_Exercise_
Every line below must be reproduced exactly. Copy them all.

_Task data_
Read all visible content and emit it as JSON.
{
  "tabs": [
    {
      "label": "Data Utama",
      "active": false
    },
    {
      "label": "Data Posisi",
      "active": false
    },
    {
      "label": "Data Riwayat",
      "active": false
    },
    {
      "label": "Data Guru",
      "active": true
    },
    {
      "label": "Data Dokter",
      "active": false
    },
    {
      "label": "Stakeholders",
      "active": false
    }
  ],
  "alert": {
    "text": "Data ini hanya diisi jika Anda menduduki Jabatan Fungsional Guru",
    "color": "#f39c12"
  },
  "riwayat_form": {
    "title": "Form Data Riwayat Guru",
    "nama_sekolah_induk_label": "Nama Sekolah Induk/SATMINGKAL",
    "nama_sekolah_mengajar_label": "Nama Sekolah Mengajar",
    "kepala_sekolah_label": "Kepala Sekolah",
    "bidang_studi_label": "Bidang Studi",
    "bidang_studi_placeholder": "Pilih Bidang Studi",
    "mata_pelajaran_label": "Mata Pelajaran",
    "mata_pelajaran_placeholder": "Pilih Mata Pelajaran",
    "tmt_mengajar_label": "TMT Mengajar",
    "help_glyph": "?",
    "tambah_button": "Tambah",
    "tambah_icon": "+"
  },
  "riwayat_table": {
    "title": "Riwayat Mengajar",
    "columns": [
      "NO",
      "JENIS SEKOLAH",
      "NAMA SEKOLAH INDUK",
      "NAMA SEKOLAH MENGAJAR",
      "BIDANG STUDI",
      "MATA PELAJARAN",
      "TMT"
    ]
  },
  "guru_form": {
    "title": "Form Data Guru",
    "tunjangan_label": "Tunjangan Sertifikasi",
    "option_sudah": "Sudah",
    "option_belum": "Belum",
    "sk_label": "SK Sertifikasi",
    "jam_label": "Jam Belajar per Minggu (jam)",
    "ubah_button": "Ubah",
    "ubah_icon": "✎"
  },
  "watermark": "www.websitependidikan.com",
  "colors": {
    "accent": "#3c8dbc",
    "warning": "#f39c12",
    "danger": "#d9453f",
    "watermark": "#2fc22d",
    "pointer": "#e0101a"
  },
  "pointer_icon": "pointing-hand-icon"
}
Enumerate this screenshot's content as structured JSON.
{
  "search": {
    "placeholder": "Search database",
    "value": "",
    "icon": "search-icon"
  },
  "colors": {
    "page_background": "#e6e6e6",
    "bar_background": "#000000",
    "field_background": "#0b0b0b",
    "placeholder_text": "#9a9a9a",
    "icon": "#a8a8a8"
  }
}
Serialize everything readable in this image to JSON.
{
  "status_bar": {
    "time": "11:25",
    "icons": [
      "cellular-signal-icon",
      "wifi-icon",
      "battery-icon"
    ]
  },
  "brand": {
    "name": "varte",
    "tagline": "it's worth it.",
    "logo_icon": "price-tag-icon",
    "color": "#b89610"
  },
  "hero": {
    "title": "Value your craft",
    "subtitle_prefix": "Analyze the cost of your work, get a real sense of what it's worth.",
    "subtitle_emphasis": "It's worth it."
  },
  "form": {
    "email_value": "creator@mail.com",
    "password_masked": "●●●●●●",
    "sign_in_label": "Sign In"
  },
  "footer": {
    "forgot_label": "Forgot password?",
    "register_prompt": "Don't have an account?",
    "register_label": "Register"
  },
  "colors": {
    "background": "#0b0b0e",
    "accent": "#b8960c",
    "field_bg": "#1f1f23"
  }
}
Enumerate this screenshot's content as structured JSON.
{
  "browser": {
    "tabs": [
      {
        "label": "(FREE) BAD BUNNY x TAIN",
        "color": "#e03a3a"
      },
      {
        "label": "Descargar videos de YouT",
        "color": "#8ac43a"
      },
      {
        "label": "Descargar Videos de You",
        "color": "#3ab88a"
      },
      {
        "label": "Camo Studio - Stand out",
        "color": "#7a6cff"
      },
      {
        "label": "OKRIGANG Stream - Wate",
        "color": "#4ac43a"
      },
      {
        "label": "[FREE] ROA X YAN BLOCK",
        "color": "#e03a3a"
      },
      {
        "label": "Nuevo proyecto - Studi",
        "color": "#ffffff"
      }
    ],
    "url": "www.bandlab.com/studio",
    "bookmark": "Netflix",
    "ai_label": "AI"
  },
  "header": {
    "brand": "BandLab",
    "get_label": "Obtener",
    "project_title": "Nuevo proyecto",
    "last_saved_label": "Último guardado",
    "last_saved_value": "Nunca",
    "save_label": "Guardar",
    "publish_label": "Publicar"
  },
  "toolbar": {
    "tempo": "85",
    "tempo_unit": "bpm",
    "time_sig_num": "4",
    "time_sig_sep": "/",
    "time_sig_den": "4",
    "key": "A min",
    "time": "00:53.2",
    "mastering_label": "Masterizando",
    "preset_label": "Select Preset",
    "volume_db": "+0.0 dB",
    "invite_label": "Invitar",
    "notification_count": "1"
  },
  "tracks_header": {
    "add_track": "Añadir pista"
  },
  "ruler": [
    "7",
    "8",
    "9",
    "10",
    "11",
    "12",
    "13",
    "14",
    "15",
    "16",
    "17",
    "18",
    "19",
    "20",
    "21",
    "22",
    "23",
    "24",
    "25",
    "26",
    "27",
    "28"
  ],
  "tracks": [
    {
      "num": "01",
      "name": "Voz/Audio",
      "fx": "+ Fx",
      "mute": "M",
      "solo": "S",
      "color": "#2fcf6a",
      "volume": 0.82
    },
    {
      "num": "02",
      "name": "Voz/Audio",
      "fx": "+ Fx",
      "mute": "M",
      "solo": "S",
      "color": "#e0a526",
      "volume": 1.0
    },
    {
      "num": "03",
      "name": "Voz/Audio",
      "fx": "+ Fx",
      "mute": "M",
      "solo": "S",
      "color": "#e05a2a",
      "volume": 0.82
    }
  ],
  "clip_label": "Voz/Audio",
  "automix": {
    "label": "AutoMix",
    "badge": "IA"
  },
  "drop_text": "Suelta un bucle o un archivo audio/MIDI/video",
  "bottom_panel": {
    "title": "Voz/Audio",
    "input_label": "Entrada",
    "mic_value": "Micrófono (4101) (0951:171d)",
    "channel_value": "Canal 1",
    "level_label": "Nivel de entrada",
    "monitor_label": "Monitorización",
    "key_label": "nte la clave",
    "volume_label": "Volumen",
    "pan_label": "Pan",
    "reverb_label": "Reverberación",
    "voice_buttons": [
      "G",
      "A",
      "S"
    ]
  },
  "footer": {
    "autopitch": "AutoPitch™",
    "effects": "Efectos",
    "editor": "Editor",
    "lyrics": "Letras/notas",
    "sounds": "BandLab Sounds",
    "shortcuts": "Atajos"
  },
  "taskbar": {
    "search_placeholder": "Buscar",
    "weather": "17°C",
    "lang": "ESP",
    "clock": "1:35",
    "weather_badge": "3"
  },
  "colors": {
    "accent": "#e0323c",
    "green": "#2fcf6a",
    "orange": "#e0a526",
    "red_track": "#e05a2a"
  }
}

_Solved problem_
Read all visible content and emit it as JSON.
{
  "tabs": [
    {
      "label": "Data Utama",
      "active": false
    },
    {
      "label": "Data Posisi",
      "active": false
    },
    {
      "label": "Data Riwayat",
      "active": false
    },
    {
      "label": "Data Guru",
      "active": true
    },
    {
      "label": "Data Dokter",
      "active": false
    },
    {
      "label": "Stakeholders",
      "active": false
    }
  ],
  "alert": {
    "text": "Data ini hanya diisi jika Anda menduduki Jabatan Fungsional Guru",
    "color": "#f39c12"
  },
  "riwayat_form": {
    "title": "Form Data Riwayat Guru",
    "nama_sekolah_induk_label": "Nama Sekolah Induk/SATMINGKAL",
    "nama_sekolah_mengajar_label": "Nama Sekolah Mengajar",
    "kepala_sekolah_label": "Kepala Sekolah",
    "bidang_studi_label": "Bidang Studi",
    "bidang_studi_placeholder": "Pilih Bidang Studi",
    "mata_pelajaran_label": "Mata Pelajaran",
    "mata_pelajaran_placeholder": "Pilih Mata Pelajaran",
    "tmt_mengajar_label": "TMT Mengajar",
    "help_glyph": "?",
    "tambah_button": "Tambah",
    "tambah_icon": "+"
  },
  "riwayat_table": {
    "title": "Riwayat Mengajar",
    "columns": [
      "NO",
      "JENIS SEKOLAH",
      "NAMA SEKOLAH INDUK",
      "NAMA SEKOLAH MENGAJAR",
      "BIDANG STUDI",
      "MATA PELAJARAN",
      "TMT"
    ]
  },
  "guru_form": {
    "title": "Form Data Guru",
    "tunjangan_label": "Tunjangan Sertifikasi",
    "option_sudah": "Sudah",
    "option_belum": "Belum",
    "sk_label": "SK Sertifikasi",
    "jam_label": "Jam Belajar per Minggu (jam)",
    "ubah_button": "Ubah",
    "ubah_icon": "✎"
  },
  "watermark": "www.websitependidikan.com",
  "colors": {
    "accent": "#3c8dbc",
    "warning": "#f39c12",
    "danger": "#d9453f",
    "watermark": "#2fc22d",
    "pointer": "#e0101a"
  },
  "pointer_icon": "pointing-hand-icon"
}
Enumerate this screenshot's content as structured JSON.
{
  "search": {
    "placeholder": "Search database",
    "value": "",
    "icon": "search-icon"
  },
  "colors": {
    "page_background": "#e6e6e6",
    "bar_background": "#000000",
    "field_background": "#0b0b0b",
    "placeholder_text": "#9a9a9a",
    "icon": "#a8a8a8"
  }
}
Serialize everything readable in this image to JSON.
{
  "status_bar": {
    "time": "11:25",
    "icons": [
      "cellular-signal-icon",
      "wifi-icon",
      "battery-icon"
    ]
  },
  "brand": {
    "name": "varte",
    "tagline": "it's worth it.",
    "logo_icon": "price-tag-icon",
    "color": "#b89610"
  },
  "hero": {
    "title": "Value your craft",
    "subtitle_prefix": "Analyze the cost of your work, get a real sense of what it's worth.",
    "subtitle_emphasis": "It's worth it."
  },
  "form": {
    "email_value": "creator@mail.com",
    "password_masked": "●●●●●●",
    "sign_in_label": "Sign In"
  },
  "footer": {
    "forgot_label": "Forgot password?",
    "register_prompt": "Don't have an account?",
    "register_label": "Register"
  },
  "colors": {
    "background": "#0b0b0e",
    "accent": "#b8960c",
    "field_bg": "#1f1f23"
  }
}
Enumerate this screenshot's content as structured JSON.
{
  "browser": {
    "tabs": [
      {
        "label": "(FREE) BAD BUNNY x TAIN",
        "color": "#e03a3a"
      },
      {
        "label": "Descargar videos de YouT",
        "color": "#8ac43a"
      },
      {
        "label": "Descargar Videos de You",
        "color": "#3ab88a"
      },
      {
        "label": "Camo Studio - Stand out",
        "color": "#7a6cff"
      },
      {
        "label": "OKRIGANG Stream - Wate",
        "color": "#4ac43a"
      },
      {
        "label": "[FREE] ROA X YAN BLOCK",
        "color": "#e03a3a"
      },
      {
        "label": "Nuevo proyecto - Studi",
        "color": "#ffffff"
      }
    ],
    "url": "www.bandlab.com/studio",
    "bookmark": "Netflix",
    "ai_label": "AI"
  },
  "header": {
    "brand": "BandLab",
    "get_label": "Obtener",
    "project_title": "Nuevo proyecto",
    "last_saved_label": "Último guardado",
    "last_saved_value": "Nunca",
    "save_label": "Guardar",
    "publish_label": "Publicar"
  },
  "toolbar": {
    "tempo": "85",
    "tempo_unit": "bpm",
    "time_sig_num": "4",
    "time_sig_sep": "/",
    "time_sig_den": "4",
    "key": "A min",
    "time": "00:53.2",
    "mastering_label": "Masterizando",
    "preset_label": "Select Preset",
    "volume_db": "+0.0 dB",
    "invite_label": "Invitar",
    "notification_count": "1"
  },
  "tracks_header": {
    "add_track": "Añadir pista"
  },
  "ruler": [
    "7",
    "8",
    "9",
    "10",
    "11",
    "12",
    "13",
    "14",
    "15",
    "16",
    "17",
    "18",
    "19",
    "20",
    "21",
    "22",
    "23",
    "24",
    "25",
    "26",
    "27",
    "28"
  ],
  "tracks": [
    {
      "num": "01",
      "name": "Voz/Audio",
      "fx": "+ Fx",
      "mute": "M",
      "solo": "S",
      "color": "#2fcf6a",
      "volume": 0.82
    },
    {
      "num": "02",
      "name": "Voz/Audio",
      "fx": "+ Fx",
      "mute": "M",
      "solo": "S",
      "color": "#e0a526",
      "volume": 1.0
    },
    {
      "num": "03",
      "name": "Voz/Audio",
      "fx": "+ Fx",
      "mute": "M",
      "solo": "S",
      "color": "#e05a2a",
      "volume": 0.82
    }
  ],
  "clip_label": "Voz/Audio",
  "automix": {
    "label": "AutoMix",
    "badge": "IA"
  },
  "drop_text": "Suelta un bucle o un archivo audio/MIDI/video",
  "bottom_panel": {
    "title": "Voz/Audio",
    "input_label": "Entrada",
    "mic_value": "Micrófono (4101) (0951:171d)",
    "channel_value": "Canal 1",
    "level_label": "Nivel de entrada",
    "monitor_label": "Monitorización",
    "key_label": "nte la clave",
    "volume_label": "Volumen",
    "pan_label": "Pan",
    "reverb_label": "Reverberación",
    "voice_buttons": [
      "G",
      "A",
      "S"
    ]
  },
  "footer": {
    "autopitch": "AutoPitch™",
    "effects": "Efectos",
    "editor": "Editor",
    "lyrics": "Letras/notas",
    "sounds": "BandLab Sounds",
    "shortcuts": "Atajos"
  },
  "taskbar": {
    "search_placeholder": "Buscar",
    "weather": "17°C",
    "lang": "ESP",
    "clock": "1:35",
    "weather_badge": "3"
  },
  "colors": {
    "accent": "#e0323c",
    "green": "#2fcf6a",
    "orange": "#e0a526",
    "red_track": "#e05a2a"
  }
}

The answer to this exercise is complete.